Problem description —
Are you able to retype all the records below exactly?

Records supplied —
──────

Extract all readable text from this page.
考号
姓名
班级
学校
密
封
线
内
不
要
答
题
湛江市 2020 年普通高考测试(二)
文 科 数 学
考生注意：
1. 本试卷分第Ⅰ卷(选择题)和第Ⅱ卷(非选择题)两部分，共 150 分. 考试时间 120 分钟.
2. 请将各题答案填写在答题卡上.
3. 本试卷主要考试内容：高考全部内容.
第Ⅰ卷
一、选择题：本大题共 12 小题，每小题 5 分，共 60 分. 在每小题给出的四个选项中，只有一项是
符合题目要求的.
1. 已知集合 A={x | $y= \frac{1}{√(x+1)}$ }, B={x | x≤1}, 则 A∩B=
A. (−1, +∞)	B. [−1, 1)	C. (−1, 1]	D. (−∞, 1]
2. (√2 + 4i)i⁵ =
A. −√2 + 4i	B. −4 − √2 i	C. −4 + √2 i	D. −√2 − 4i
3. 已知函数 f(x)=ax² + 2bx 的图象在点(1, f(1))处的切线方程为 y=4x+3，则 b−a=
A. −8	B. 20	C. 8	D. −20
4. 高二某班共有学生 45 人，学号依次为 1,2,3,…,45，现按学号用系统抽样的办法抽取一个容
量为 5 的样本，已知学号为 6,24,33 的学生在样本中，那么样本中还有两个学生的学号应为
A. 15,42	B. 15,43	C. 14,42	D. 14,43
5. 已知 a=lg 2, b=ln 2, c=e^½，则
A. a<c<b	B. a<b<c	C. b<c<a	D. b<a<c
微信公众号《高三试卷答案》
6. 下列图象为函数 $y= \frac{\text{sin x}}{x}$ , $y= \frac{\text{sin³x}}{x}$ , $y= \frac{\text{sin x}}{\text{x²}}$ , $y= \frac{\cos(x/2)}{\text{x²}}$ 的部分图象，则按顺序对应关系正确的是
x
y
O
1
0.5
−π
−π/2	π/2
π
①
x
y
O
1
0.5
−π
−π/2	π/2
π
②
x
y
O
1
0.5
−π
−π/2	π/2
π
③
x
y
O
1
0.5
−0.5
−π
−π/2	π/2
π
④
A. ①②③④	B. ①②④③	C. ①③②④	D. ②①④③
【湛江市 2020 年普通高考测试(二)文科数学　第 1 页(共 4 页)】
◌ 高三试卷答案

──────

Answer to this problem —
Extract all readable text from this page.
考号
姓名
班级
学校
密
封
线
内
不
要
答
题
湛江市 2020 年普通高考测试(二)
文 科 数 学
考生注意：
1. 本试卷分第Ⅰ卷(选择题)和第Ⅱ卷(非选择题)两部分，共 150 分. 考试时间 120 分钟.
2. 请将各题答案填写在答题卡上.
3. 本试卷主要考试内容：高考全部内容.
第Ⅰ卷
一、选择题：本大题共 12 小题，每小题 5 分，共 60 分. 在每小题给出的四个选项中，只有一项是
符合题目要求的.
1. 已知集合 A={x | $y= \frac{1}{√(x+1)}$ }, B={x | x≤1}, 则 A∩B=
A. (−1, +∞)	B. [−1, 1)	C. (−1, 1]	D. (−∞, 1]
2. (√2 + 4i)i⁵ =
A. −√2 + 4i	B. −4 − √2 i	C. −4 + √2 i	D. −√2 − 4i
3. 已知函数 f(x)=ax² + 2bx 的图象在点(1, f(1))处的切线方程为 y=4x+3，则 b−a=
A. −8	B. 20	C. 8	D. −20
4. 高二某班共有学生 45 人，学号依次为 1,2,3,…,45，现按学号用系统抽样的办法抽取一个容
量为 5 的样本，已知学号为 6,24,33 的学生在样本中，那么样本中还有两个学生的学号应为
A. 15,42	B. 15,43	C. 14,42	D. 14,43
5. 已知 a=lg 2, b=ln 2, c=e^½，则
A. a<c<b	B. a<b<c	C. b<c<a	D. b<a<c
微信公众号《高三试卷答案》
6. 下列图象为函数 $y= \frac{\text{sin x}}{x}$ , $y= \frac{\text{sin³x}}{x}$ , $y= \frac{\text{sin x}}{\text{x²}}$ , $y= \frac{\cos(x/2)}{\text{x²}}$ 的部分图象，则按顺序对应关系正确的是
x
y
O
1
0.5
−π
−π/2	π/2
π
①
x
y
O
1
0.5
−π
−π/2	π/2
π
②
x
y
O
1
0.5
−π
−π/2	π/2
π
③
x
y
O
1
0.5
−0.5
−π
−π/2	π/2
π
④
A. ①②③④	B. ①②④③	C. ①③②④	D. ②①④③
【湛江市 2020 年普通高考测试(二)文科数学　第 1 页(共 4 页)】
◌ 高三试卷答案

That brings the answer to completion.